(Exercise directions) Each line of the material must be repeated precisely, with the pictures left out.

[Source records]
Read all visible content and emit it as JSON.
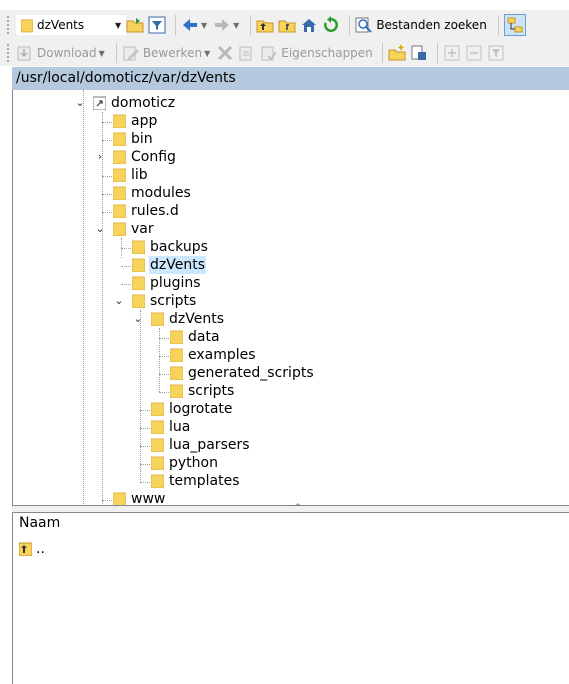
{
  "toolbar1": {
    "path_combo_value": "dzVents",
    "search_label": "Bestanden zoeken"
  },
  "toolbar2": {
    "download_label": "Download",
    "edit_label": "Bewerken",
    "properties_label": "Eigenschappen"
  },
  "path": "/usr/local/domoticz/var/dzVents",
  "tree": {
    "root": "domoticz",
    "app": "app",
    "bin": "bin",
    "config": "Config",
    "lib": "lib",
    "modules": "modules",
    "rules_d": "rules.d",
    "var": "var",
    "backups": "backups",
    "dzvents": "dzVents",
    "plugins": "plugins",
    "scripts": "scripts",
    "scripts_dzvents": "dzVents",
    "data": "data",
    "examples": "examples",
    "generated_scripts": "generated_scripts",
    "scripts_scripts": "scripts",
    "logrotate": "logrotate",
    "lua": "lua",
    "lua_parsers": "lua_parsers",
    "python": "python",
    "templates": "templates",
    "www": "www"
  },
  "list": {
    "column_name": "Naam",
    "parent_dir": ".."
  },
  "colors": {
    "folder": "#f7d35c",
    "selection": "#cce8ff",
    "pathbar": "#b4c8de",
    "toolbar": "#f0f0f0"
  }
}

(Reply)
Read all visible content and emit it as JSON.
{
  "toolbar1": {
    "path_combo_value": "dzVents",
    "search_label": "Bestanden zoeken"
  },
  "toolbar2": {
    "download_label": "Download",
    "edit_label": "Bewerken",
    "properties_label": "Eigenschappen"
  },
  "path": "/usr/local/domoticz/var/dzVents",
  "tree": {
    "root": "domoticz",
    "app": "app",
    "bin": "bin",
    "config": "Config",
    "lib": "lib",
    "modules": "modules",
    "rules_d": "rules.d",
    "var": "var",
    "backups": "backups",
    "dzvents": "dzVents",
    "plugins": "plugins",
    "scripts": "scripts",
    "scripts_dzvents": "dzVents",
    "data": "data",
    "examples": "examples",
    "generated_scripts": "generated_scripts",
    "scripts_scripts": "scripts",
    "logrotate": "logrotate",
    "lua": "lua",
    "lua_parsers": "lua_parsers",
    "python": "python",
    "templates": "templates",
    "www": "www"
  },
  "list": {
    "column_name": "Naam",
    "parent_dir": ".."
  },
  "colors": {
    "folder": "#f7d35c",
    "selection": "#cce8ff",
    "pathbar": "#b4c8de",
    "toolbar": "#f0f0f0"
  }
}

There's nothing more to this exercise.